• **Objective**
From the line with "Transcribe this image's" through the final line, please write out the listing exactly, including both of those lines.

--- Begin Exercise data ---

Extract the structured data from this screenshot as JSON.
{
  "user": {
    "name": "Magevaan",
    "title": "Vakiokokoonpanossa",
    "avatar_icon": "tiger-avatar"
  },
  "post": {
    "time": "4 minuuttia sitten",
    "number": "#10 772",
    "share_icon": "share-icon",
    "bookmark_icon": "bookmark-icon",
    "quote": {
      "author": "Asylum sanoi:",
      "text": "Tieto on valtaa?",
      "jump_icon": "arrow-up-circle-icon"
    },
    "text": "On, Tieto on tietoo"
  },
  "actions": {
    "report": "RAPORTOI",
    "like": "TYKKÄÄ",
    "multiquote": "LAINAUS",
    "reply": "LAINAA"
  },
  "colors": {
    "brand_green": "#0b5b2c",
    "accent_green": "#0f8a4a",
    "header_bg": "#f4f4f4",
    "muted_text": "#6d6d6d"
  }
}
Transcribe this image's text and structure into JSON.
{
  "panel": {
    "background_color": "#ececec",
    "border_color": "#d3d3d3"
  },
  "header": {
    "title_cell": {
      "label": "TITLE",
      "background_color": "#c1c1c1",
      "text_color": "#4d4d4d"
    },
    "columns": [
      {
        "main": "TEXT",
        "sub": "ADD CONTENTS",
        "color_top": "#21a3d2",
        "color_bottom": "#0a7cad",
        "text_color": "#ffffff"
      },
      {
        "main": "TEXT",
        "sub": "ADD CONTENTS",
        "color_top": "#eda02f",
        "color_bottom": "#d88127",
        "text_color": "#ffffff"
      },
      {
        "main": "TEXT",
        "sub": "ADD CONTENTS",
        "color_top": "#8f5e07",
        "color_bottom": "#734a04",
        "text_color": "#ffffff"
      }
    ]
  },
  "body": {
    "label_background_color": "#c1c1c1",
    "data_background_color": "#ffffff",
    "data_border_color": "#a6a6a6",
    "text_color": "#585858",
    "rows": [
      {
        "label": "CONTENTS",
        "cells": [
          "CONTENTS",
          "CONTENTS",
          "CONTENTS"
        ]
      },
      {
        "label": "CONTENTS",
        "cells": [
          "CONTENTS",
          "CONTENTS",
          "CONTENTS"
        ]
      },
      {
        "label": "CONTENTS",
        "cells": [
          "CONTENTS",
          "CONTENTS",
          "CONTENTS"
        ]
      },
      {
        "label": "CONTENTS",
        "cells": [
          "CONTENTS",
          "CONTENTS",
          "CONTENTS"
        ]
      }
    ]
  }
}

--- End Exercise data ---

• **Solution to the problem**
Transcribe this image's text and structure into JSON.
{
  "panel": {
    "background_color": "#ececec",
    "border_color": "#d3d3d3"
  },
  "header": {
    "title_cell": {
      "label": "TITLE",
      "background_color": "#c1c1c1",
      "text_color": "#4d4d4d"
    },
    "columns": [
      {
        "main": "TEXT",
        "sub": "ADD CONTENTS",
        "color_top": "#21a3d2",
        "color_bottom": "#0a7cad",
        "text_color": "#ffffff"
      },
      {
        "main": "TEXT",
        "sub": "ADD CONTENTS",
        "color_top": "#eda02f",
        "color_bottom": "#d88127",
        "text_color": "#ffffff"
      },
      {
        "main": "TEXT",
        "sub": "ADD CONTENTS",
        "color_top": "#8f5e07",
        "color_bottom": "#734a04",
        "text_color": "#ffffff"
      }
    ]
  },
  "body": {
    "label_background_color": "#c1c1c1",
    "data_background_color": "#ffffff",
    "data_border_color": "#a6a6a6",
    "text_color": "#585858",
    "rows": [
      {
        "label": "CONTENTS",
        "cells": [
          "CONTENTS",
          "CONTENTS",
          "CONTENTS"
        ]
      },
      {
        "label": "CONTENTS",
        "cells": [
          "CONTENTS",
          "CONTENTS",
          "CONTENTS"
        ]
      },
      {
        "label": "CONTENTS",
        "cells": [
          "CONTENTS",
          "CONTENTS",
          "CONTENTS"
        ]
      },
      {
        "label": "CONTENTS",
        "cells": [
          "CONTENTS",
          "CONTENTS",
          "CONTENTS"
        ]
      }
    ]
  }
}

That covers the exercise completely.